Work to complete >>
Extract the lines that hold the string "name".

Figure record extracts
* * * * * * * * *
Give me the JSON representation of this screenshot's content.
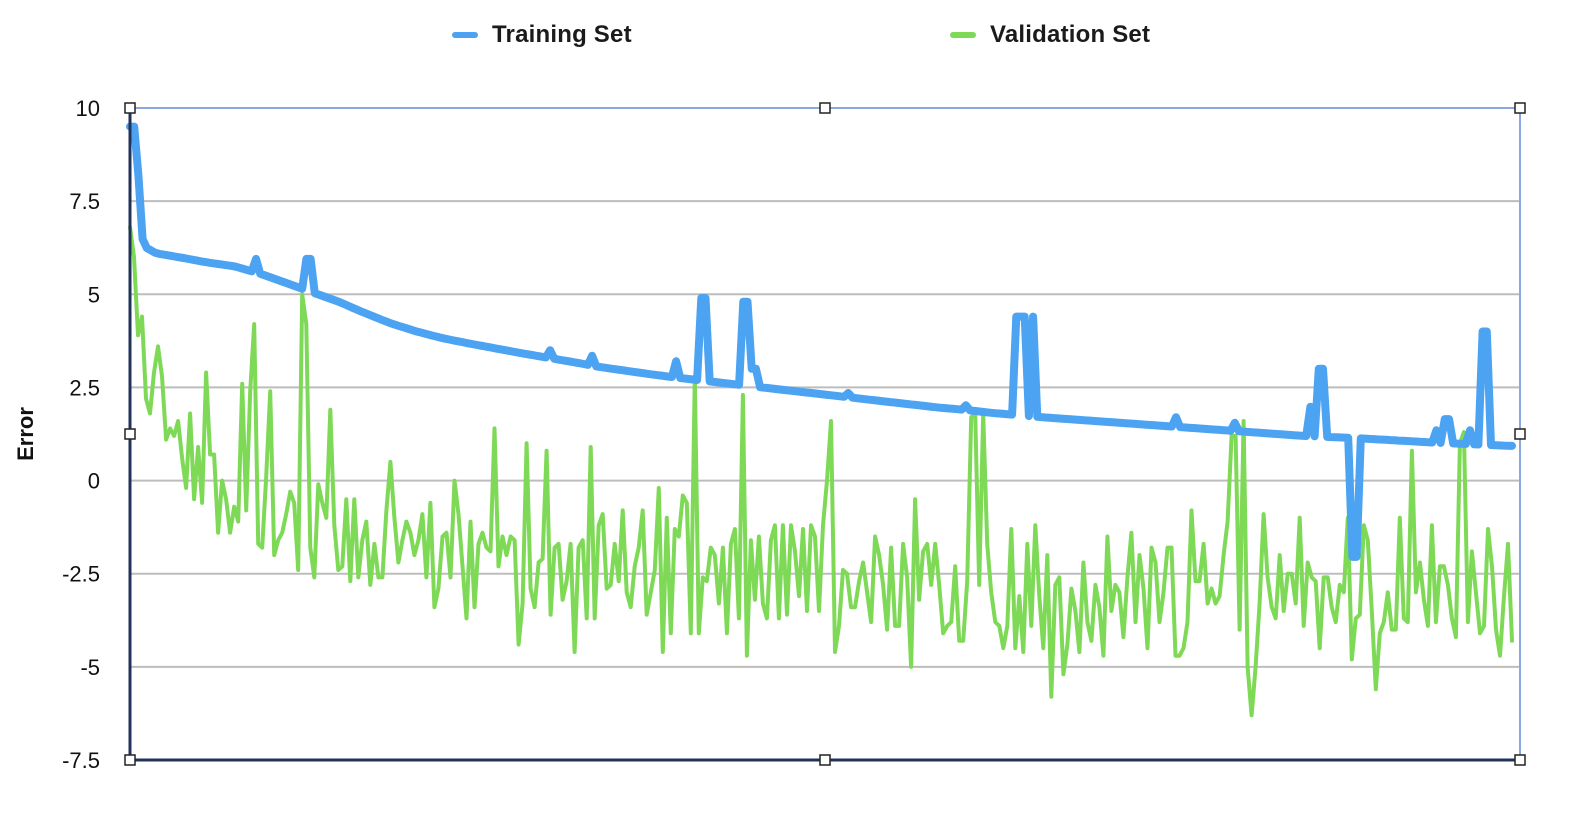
{
  "chart_data": {
    "type": "line",
    "ylabel": "Error",
    "xlabel": "",
    "ylim": [
      -7.5,
      10
    ],
    "yticks": [
      "10",
      "7.5",
      "5",
      "2.5",
      "0",
      "-2.5",
      "-5",
      "-7.5"
    ],
    "ytick_values": [
      10,
      7.5,
      5,
      2.5,
      0,
      -2.5,
      -5,
      -7.5
    ],
    "grid": true,
    "legend_position": "top",
    "n_points": 330,
    "series": [
      {
        "name": "Training Set",
        "color": "#4BA3F2",
        "anchors": [
          [
            0,
            9.5
          ],
          [
            2,
            9.5
          ],
          [
            5,
            6.3
          ],
          [
            10,
            6.1
          ],
          [
            20,
            5.98
          ],
          [
            30,
            5.85
          ],
          [
            40,
            5.75
          ],
          [
            50,
            5.55
          ],
          [
            60,
            5.3
          ],
          [
            70,
            5.05
          ],
          [
            80,
            4.8
          ],
          [
            90,
            4.5
          ],
          [
            100,
            4.22
          ],
          [
            110,
            4.0
          ],
          [
            120,
            3.82
          ],
          [
            130,
            3.68
          ],
          [
            140,
            3.55
          ],
          [
            150,
            3.42
          ],
          [
            160,
            3.3
          ],
          [
            170,
            3.18
          ],
          [
            180,
            3.05
          ],
          [
            190,
            2.95
          ],
          [
            200,
            2.85
          ],
          [
            210,
            2.76
          ],
          [
            220,
            2.68
          ],
          [
            230,
            2.6
          ],
          [
            240,
            2.52
          ],
          [
            250,
            2.44
          ],
          [
            260,
            2.36
          ],
          [
            270,
            2.28
          ],
          [
            280,
            2.2
          ],
          [
            290,
            2.12
          ],
          [
            300,
            2.04
          ],
          [
            310,
            1.96
          ],
          [
            320,
            1.9
          ],
          [
            330,
            1.82
          ],
          [
            340,
            1.76
          ],
          [
            350,
            1.7
          ],
          [
            360,
            1.65
          ],
          [
            370,
            1.6
          ],
          [
            380,
            1.55
          ],
          [
            390,
            1.5
          ],
          [
            400,
            1.45
          ],
          [
            410,
            1.4
          ],
          [
            420,
            1.35
          ],
          [
            430,
            1.3
          ],
          [
            440,
            1.25
          ],
          [
            450,
            1.2
          ],
          [
            460,
            1.17
          ],
          [
            470,
            1.14
          ],
          [
            480,
            1.1
          ],
          [
            490,
            1.06
          ],
          [
            500,
            1.02
          ],
          [
            510,
            0.99
          ],
          [
            520,
            0.96
          ],
          [
            530,
            0.93
          ]
        ],
        "spikes": [
          [
            30,
            5.95
          ],
          [
            42,
            5.95
          ],
          [
            43,
            5.95
          ],
          [
            100,
            3.5
          ],
          [
            110,
            3.35
          ],
          [
            130,
            3.2
          ],
          [
            136,
            4.9
          ],
          [
            137,
            4.9
          ],
          [
            146,
            4.8
          ],
          [
            147,
            4.8
          ],
          [
            148,
            3.0
          ],
          [
            149,
            3.0
          ],
          [
            172,
            2.35
          ],
          [
            200,
            2.02
          ],
          [
            212,
            4.4
          ],
          [
            213,
            4.4
          ],
          [
            214,
            4.4
          ],
          [
            216,
            4.4
          ],
          [
            250,
            1.7
          ],
          [
            264,
            1.55
          ],
          [
            282,
            1.98
          ],
          [
            284,
            3.0
          ],
          [
            285,
            3.0
          ],
          [
            292,
            -2.05
          ],
          [
            293,
            -2.05
          ],
          [
            312,
            1.35
          ],
          [
            314,
            1.65
          ],
          [
            315,
            1.65
          ],
          [
            320,
            1.35
          ],
          [
            323,
            4.0
          ],
          [
            324,
            4.0
          ]
        ]
      },
      {
        "name": "Validation Set",
        "color": "#7ED957",
        "values": [
          6.8,
          6.0,
          3.9,
          4.4,
          2.2,
          1.8,
          2.9,
          3.6,
          2.8,
          1.1,
          1.4,
          1.2,
          1.6,
          0.6,
          -0.2,
          1.8,
          -0.5,
          0.9,
          -0.6,
          2.9,
          0.7,
          0.7,
          -1.4,
          0.0,
          -0.5,
          -1.4,
          -0.7,
          -1.1,
          2.6,
          -0.8,
          2.4,
          4.2,
          -1.7,
          -1.8,
          0.1,
          2.4,
          -2.0,
          -1.6,
          -1.4,
          -0.9,
          -0.3,
          -0.6,
          -2.4,
          5.0,
          4.2,
          -1.8,
          -2.6,
          -0.1,
          -0.6,
          -1.0,
          1.9,
          -1.2,
          -2.4,
          -2.3,
          -0.5,
          -2.7,
          -0.5,
          -2.6,
          -1.6,
          -1.1,
          -2.8,
          -1.7,
          -2.6,
          -2.6,
          -0.8,
          0.5,
          -1.0,
          -2.2,
          -1.6,
          -1.1,
          -1.4,
          -2.0,
          -1.6,
          -0.9,
          -2.6,
          -0.6,
          -3.4,
          -2.9,
          -1.5,
          -1.4,
          -2.6,
          0.0,
          -0.9,
          -2.3,
          -3.7,
          -1.1,
          -3.4,
          -1.7,
          -1.4,
          -1.8,
          -1.9,
          1.4,
          -2.3,
          -1.5,
          -2.0,
          -1.5,
          -1.6,
          -4.4,
          -3.3,
          1.0,
          -2.9,
          -3.4,
          -2.2,
          -2.1,
          0.8,
          -3.6,
          -1.8,
          -1.7,
          -3.2,
          -2.7,
          -1.7,
          -4.6,
          -1.8,
          -1.6,
          -3.7,
          0.9,
          -3.7,
          -1.2,
          -0.9,
          -2.9,
          -2.8,
          -1.7,
          -2.7,
          -0.8,
          -3.0,
          -3.4,
          -2.3,
          -1.8,
          -0.8,
          -3.6,
          -3.0,
          -2.4,
          -0.2,
          -4.6,
          -1.0,
          -4.1,
          -1.3,
          -1.5,
          -0.4,
          -0.6,
          -4.1,
          2.8,
          -4.1,
          -2.6,
          -2.7,
          -1.8,
          -2.0,
          -3.3,
          -1.8,
          -4.1,
          -1.7,
          -1.3,
          -3.7,
          2.3,
          -4.7,
          -1.6,
          -3.2,
          -1.5,
          -3.3,
          -3.7,
          -1.6,
          -1.2,
          -3.7,
          -1.2,
          -3.6,
          -1.2,
          -1.9,
          -3.1,
          -1.3,
          -3.5,
          -1.2,
          -1.5,
          -3.5,
          -1.2,
          0.0,
          1.6,
          -4.6,
          -3.9,
          -2.4,
          -2.5,
          -3.4,
          -3.4,
          -2.7,
          -2.2,
          -3.0,
          -3.8,
          -1.5,
          -2.0,
          -2.8,
          -4.0,
          -1.8,
          -3.9,
          -3.9,
          -1.7,
          -2.6,
          -5.0,
          -0.5,
          -3.2,
          -1.9,
          -1.7,
          -2.8,
          -1.7,
          -2.8,
          -4.1,
          -3.9,
          -3.8,
          -2.3,
          -4.3,
          -4.3,
          -2.7,
          1.7,
          1.8,
          -2.8,
          1.8,
          -1.7,
          -3.0,
          -3.8,
          -3.9,
          -4.5,
          -3.9,
          -1.3,
          -4.5,
          -3.1,
          -4.6,
          -1.7,
          -3.9,
          -1.2,
          -3.1,
          -4.5,
          -2.0,
          -5.8,
          -2.8,
          -2.6,
          -5.2,
          -4.4,
          -2.9,
          -3.5,
          -4.6,
          -2.2,
          -3.8,
          -4.3,
          -2.8,
          -3.4,
          -4.7,
          -1.5,
          -3.5,
          -2.8,
          -3.0,
          -4.2,
          -2.6,
          -1.4,
          -3.8,
          -2.0,
          -2.9,
          -4.5,
          -1.8,
          -2.2,
          -3.8,
          -3.0,
          -1.8,
          -1.8,
          -4.7,
          -4.7,
          -4.5,
          -3.8,
          -0.8,
          -2.7,
          -2.7,
          -1.7,
          -3.3,
          -2.9,
          -3.3,
          -3.1,
          -2.0,
          -1.1,
          1.2,
          1.2,
          -4.0,
          1.6,
          -5.0,
          -6.3,
          -5.0,
          -3.3,
          -0.9,
          -2.6,
          -3.4,
          -3.7,
          -2.0,
          -3.5,
          -2.5,
          -2.5,
          -3.3,
          -1.0,
          -3.9,
          -2.2,
          -2.6,
          -2.7,
          -4.5,
          -2.6,
          -2.6,
          -3.4,
          -3.8,
          -2.8,
          -3.0,
          -1.0,
          -4.8,
          -3.7,
          -3.6,
          -1.2,
          -1.6,
          -3.5,
          -5.6,
          -4.1,
          -3.8,
          -3.0,
          -4.0,
          -4.0,
          -1.0,
          -3.7,
          -3.8,
          0.8,
          -3.0,
          -2.2,
          -3.2,
          -3.9,
          -1.2,
          -3.8,
          -2.3,
          -2.3,
          -2.8,
          -3.7,
          -4.2,
          1.0,
          1.3,
          -3.8,
          -1.9,
          -3.0,
          -4.1,
          -3.9,
          -1.3,
          -2.3,
          -4.0,
          -4.7,
          -3.1,
          -1.7,
          -4.3
        ]
      }
    ]
  }
}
* * * * * * * * *
Solution to the exercise >>
        "name": "Training Set",
        "name": "Validation Set",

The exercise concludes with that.